Friday Feature: Crazy Apple Help Desk.

Every Friday,


Q: I’m trying to boot Windows on my Intel-based iMac and I’m running into some problems. I’ve installed Vista on a NTFS/HPFS volume on my iMac’s hard drive and made the necessary file hacks, but it’s still not coming up.
A: You’ll need to hack Darwin Bootloader with the necessary entry so that it loads your Vista partition. Then you should be chainloaded to the Vista bootloader which should in turn boot your Vista install. Finally, and this is very important, don’t forget the unholy sacrifice to Gorto. You’ll never be able to run Windows on a Mac without that.
Q: Well, yes, I’m a little concerned that’s the problem. See, I’ve made the necessary bootloader edits but I just don’t think Gorto is appeased. I did cut a goat. Shouldn’t that be good enough?
A: A goat!? Ha-ha! Noooo! We’re talking about running Windows on a Mac!
Q: Oh. Well, maybe an ox?
A: What?! No. Try a virgin.
Q: A virgin ox?
A: …
Q: …
A: …
Q: What?
A: You just confirmed every stereotype I had of people who want to run Windows on a Mac.
Q: What? Oh, a virgin virgin. OK. Well, c’mon, give me a break. I go to ASU. I haven’t seen a virgin in four years.
A: Touché.

ITEMS →
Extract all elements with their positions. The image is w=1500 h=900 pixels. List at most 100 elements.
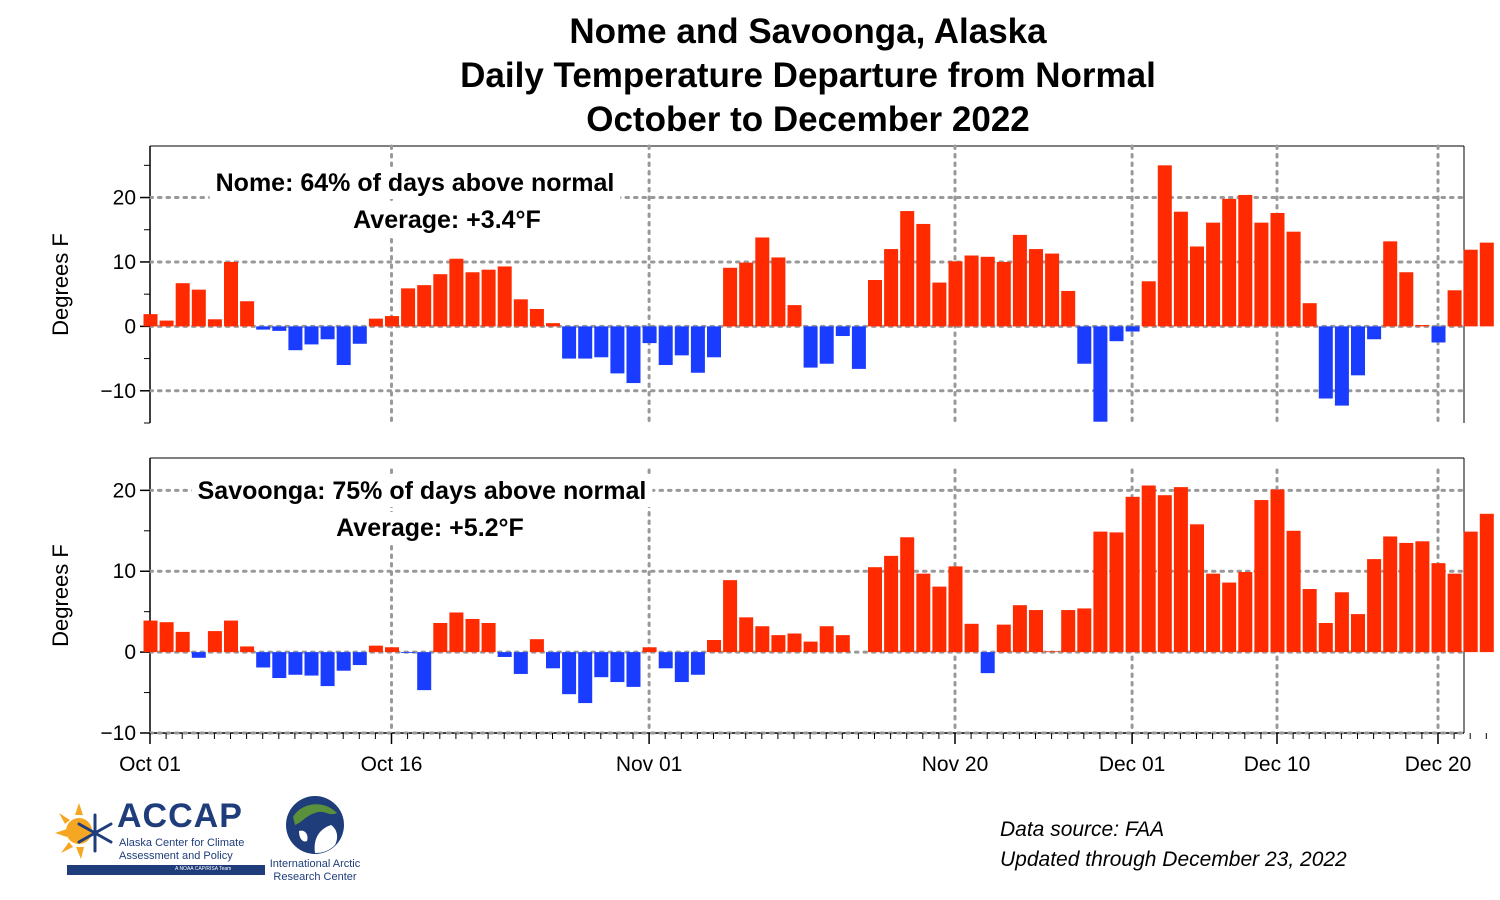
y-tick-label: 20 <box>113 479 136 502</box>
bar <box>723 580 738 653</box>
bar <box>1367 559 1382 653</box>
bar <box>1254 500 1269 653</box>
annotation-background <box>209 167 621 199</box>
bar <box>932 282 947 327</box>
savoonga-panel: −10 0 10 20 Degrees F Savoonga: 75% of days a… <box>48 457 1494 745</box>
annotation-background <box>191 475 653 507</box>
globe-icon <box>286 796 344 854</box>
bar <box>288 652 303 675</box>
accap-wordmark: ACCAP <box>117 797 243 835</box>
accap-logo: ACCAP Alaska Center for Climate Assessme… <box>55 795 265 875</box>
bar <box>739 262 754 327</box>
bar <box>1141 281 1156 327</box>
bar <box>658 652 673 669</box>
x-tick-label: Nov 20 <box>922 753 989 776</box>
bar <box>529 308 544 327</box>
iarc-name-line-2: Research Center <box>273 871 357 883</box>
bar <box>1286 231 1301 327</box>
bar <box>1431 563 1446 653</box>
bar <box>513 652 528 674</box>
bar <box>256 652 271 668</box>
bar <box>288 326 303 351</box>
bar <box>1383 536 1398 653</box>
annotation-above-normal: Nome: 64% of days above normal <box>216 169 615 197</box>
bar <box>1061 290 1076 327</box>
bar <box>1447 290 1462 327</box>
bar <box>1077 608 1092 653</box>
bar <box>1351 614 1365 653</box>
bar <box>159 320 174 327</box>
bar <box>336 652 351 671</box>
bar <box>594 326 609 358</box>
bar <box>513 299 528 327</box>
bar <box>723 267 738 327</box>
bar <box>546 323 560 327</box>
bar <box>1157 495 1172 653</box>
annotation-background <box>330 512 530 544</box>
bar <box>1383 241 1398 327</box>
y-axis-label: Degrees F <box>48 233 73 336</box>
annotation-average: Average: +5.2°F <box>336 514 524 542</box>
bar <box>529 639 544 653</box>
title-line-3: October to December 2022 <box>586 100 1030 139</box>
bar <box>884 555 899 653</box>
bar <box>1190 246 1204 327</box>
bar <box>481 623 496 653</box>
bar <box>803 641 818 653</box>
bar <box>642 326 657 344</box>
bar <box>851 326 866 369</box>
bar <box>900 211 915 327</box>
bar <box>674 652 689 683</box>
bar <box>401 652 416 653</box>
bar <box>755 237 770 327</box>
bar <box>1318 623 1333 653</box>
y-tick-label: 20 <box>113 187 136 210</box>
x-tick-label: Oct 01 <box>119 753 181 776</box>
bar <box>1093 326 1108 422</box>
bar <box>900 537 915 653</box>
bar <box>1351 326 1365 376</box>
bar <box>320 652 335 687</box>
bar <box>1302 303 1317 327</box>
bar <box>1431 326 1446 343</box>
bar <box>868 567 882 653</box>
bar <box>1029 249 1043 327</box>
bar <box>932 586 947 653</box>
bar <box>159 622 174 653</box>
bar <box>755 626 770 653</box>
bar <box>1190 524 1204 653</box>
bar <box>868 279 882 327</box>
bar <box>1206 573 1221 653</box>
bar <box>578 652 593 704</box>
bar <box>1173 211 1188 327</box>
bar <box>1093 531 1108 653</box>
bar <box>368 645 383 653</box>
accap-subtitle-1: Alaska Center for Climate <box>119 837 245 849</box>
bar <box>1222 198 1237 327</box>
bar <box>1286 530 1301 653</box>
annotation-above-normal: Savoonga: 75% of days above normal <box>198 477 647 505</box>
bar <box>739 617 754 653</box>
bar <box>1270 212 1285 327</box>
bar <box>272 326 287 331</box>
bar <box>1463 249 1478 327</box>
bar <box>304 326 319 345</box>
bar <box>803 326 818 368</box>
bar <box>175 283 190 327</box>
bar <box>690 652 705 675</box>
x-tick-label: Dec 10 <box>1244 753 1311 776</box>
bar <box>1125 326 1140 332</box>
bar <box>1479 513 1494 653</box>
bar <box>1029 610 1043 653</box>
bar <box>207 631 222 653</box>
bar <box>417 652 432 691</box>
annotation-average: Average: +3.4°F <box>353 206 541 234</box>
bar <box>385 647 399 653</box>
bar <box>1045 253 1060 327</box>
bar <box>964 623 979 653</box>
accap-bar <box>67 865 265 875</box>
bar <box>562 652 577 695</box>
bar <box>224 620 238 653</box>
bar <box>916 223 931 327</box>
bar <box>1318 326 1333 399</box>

PROBLEM REQUIREMENTS →
From the Crazy Apple Help Desk feature, pull out everything from "Friday Feature: Crazy" down to "Mac without that." word for word.

WRITTEN ANSWER →
Friday Feature: Crazy Apple Help Desk.

Every Friday,


Q: I’m trying to boot Windows on my Intel-based iMac and I’m running into some problems. I’ve installed Vista on a NTFS/HPFS volume on my iMac’s hard drive and made the necessary file hacks, but it’s still not coming up.
A: You’ll need to hack Darwin Bootloader with the necessary entry so that it loads your Vista partition. Then you should be chainloaded to the Vista bootloader which should in turn boot your Vista install. Finally, and this is very important, don’t forget the unholy sacrifice to Gorto. You’ll never be able to run Windows on a Mac without that.